▶ _Set exercise_: Track down the lines that contain "xlabel" and copy them.

··· Record excerpts ···

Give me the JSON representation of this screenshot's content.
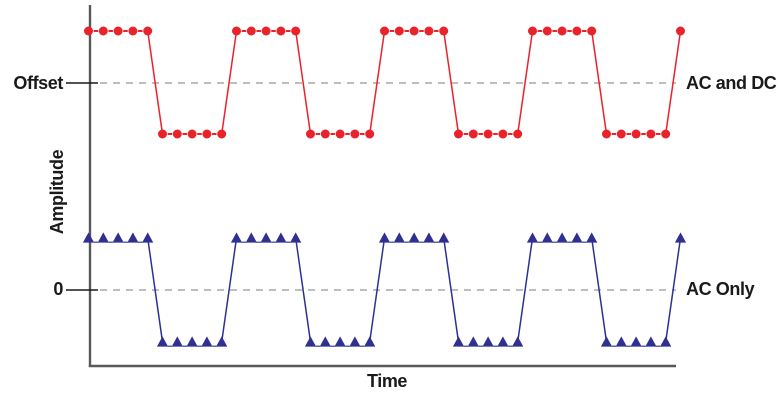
{
  "chart_data": {
    "type": "line",
    "title": "",
    "xlabel": "Time",
    "ylabel": "Amplitude",
    "x_axis": {
      "label": "Time",
      "tick_labels": []
    },
    "y_axis": {
      "label": "Amplitude",
      "tick_labels": [
        "Offset",
        "0"
      ]
    },
    "grid": "off",
    "legend_position": "labels at right end of each reference line",
    "reference_lines": [
      {
        "label": "Offset",
        "style": "dashed",
        "applies_to": "AC and DC"
      },
      {
        "label": "0",
        "style": "dashed",
        "applies_to": "AC Only"
      }
    ],
    "waveform_shape": "square wave, 5 samples per half-cycle, 4 full cycles plus one final high sample",
    "num_points": 41,
    "series": [
      {
        "name": "AC and DC",
        "marker": "circle",
        "color": "#e8232b",
        "center_reference": "Offset",
        "amplitude_units": "relative (+1 = high level, -1 = low level about the Offset line)",
        "values": [
          1,
          1,
          1,
          1,
          1,
          -1,
          -1,
          -1,
          -1,
          -1,
          1,
          1,
          1,
          1,
          1,
          -1,
          -1,
          -1,
          -1,
          -1,
          1,
          1,
          1,
          1,
          1,
          -1,
          -1,
          -1,
          -1,
          -1,
          1,
          1,
          1,
          1,
          1,
          -1,
          -1,
          -1,
          -1,
          -1,
          1
        ]
      },
      {
        "name": "AC Only",
        "marker": "triangle-up",
        "color": "#2e3192",
        "center_reference": "0",
        "amplitude_units": "relative (+1 = high level, -1 = low level about the 0 line)",
        "values": [
          1,
          1,
          1,
          1,
          1,
          -1,
          -1,
          -1,
          -1,
          -1,
          1,
          1,
          1,
          1,
          1,
          -1,
          -1,
          -1,
          -1,
          -1,
          1,
          1,
          1,
          1,
          1,
          -1,
          -1,
          -1,
          -1,
          -1,
          1,
          1,
          1,
          1,
          1,
          -1,
          -1,
          -1,
          -1,
          -1,
          1
        ]
      }
    ],
    "style": {
      "axis_color": "#58595b",
      "reference_line_color": "#a7a9ac",
      "text_color": "#1a1a1a"
    }
  }
}
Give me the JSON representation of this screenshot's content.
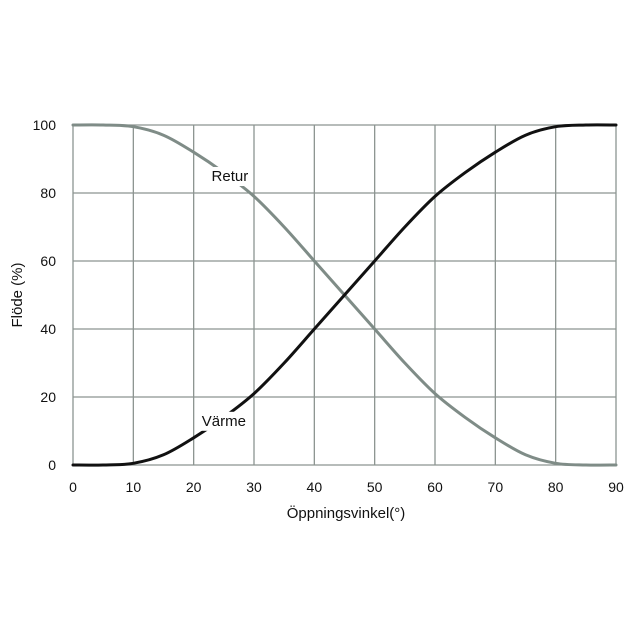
{
  "chart_data": {
    "type": "line",
    "xlabel": "Öppningsvinkel(°)",
    "ylabel": "Flöde (%)",
    "xlim": [
      0,
      90
    ],
    "ylim": [
      0,
      100
    ],
    "xticks": [
      0,
      10,
      20,
      30,
      40,
      50,
      60,
      70,
      80,
      90
    ],
    "yticks": [
      0,
      20,
      40,
      60,
      80,
      100
    ],
    "grid": true,
    "series": [
      {
        "name": "Retur",
        "color": "#7f8c87",
        "x": [
          0,
          5,
          10,
          15,
          20,
          25,
          30,
          35,
          40,
          45,
          50,
          55,
          60,
          65,
          70,
          75,
          80,
          85,
          90
        ],
        "y": [
          100,
          100,
          99.5,
          97,
          92,
          86,
          79,
          70,
          60,
          50,
          40,
          30,
          21,
          14,
          8,
          3,
          0.5,
          0,
          0
        ]
      },
      {
        "name": "Värme",
        "color": "#111111",
        "x": [
          0,
          5,
          10,
          15,
          20,
          25,
          30,
          35,
          40,
          45,
          50,
          55,
          60,
          65,
          70,
          75,
          80,
          85,
          90
        ],
        "y": [
          0,
          0,
          0.5,
          3,
          8,
          14,
          21,
          30,
          40,
          50,
          60,
          70,
          79,
          86,
          92,
          97,
          99.5,
          100,
          100
        ]
      }
    ],
    "annotations": [
      {
        "text": "Retur",
        "series": "Retur",
        "x": 26,
        "y": 85
      },
      {
        "text": "Värme",
        "series": "Värme",
        "x": 25,
        "y": 13
      }
    ]
  }
}
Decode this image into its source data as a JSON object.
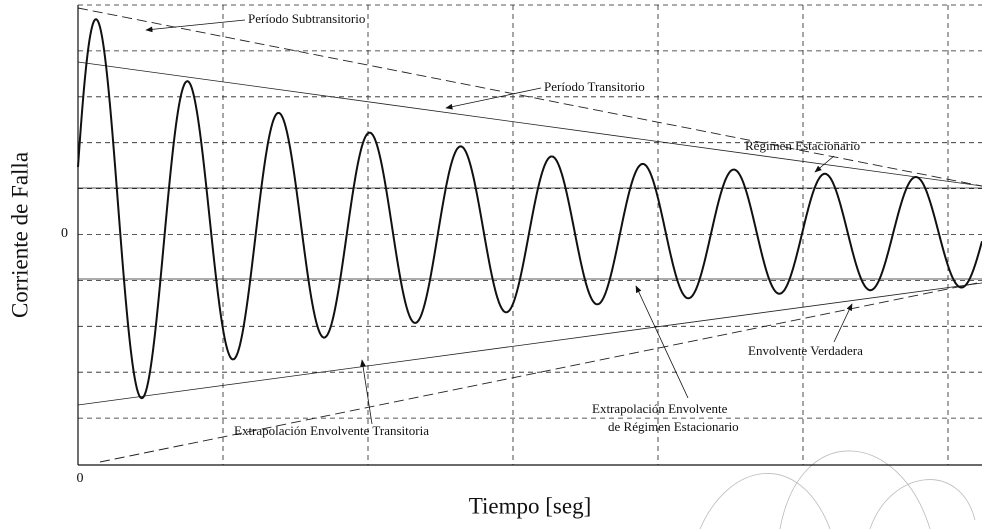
{
  "axes": {
    "x_label": "Tiempo [seg]",
    "y_label": "Corriente de Falla",
    "x_origin": "0",
    "y_origin": "0"
  },
  "annotations": [
    "Período Subtransitorio",
    "Período Transitorio",
    "Régimen Estacionario",
    "Envolvente Verdadera",
    "Extrapolación Envolvente",
    "de Régimen Estacionario",
    "Extrapolación Envolvente Transitoria"
  ]
}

···

▶ _Final result_:
    "xlabel": "Time",
    "xlabel": "Öppningsvinkel(°)",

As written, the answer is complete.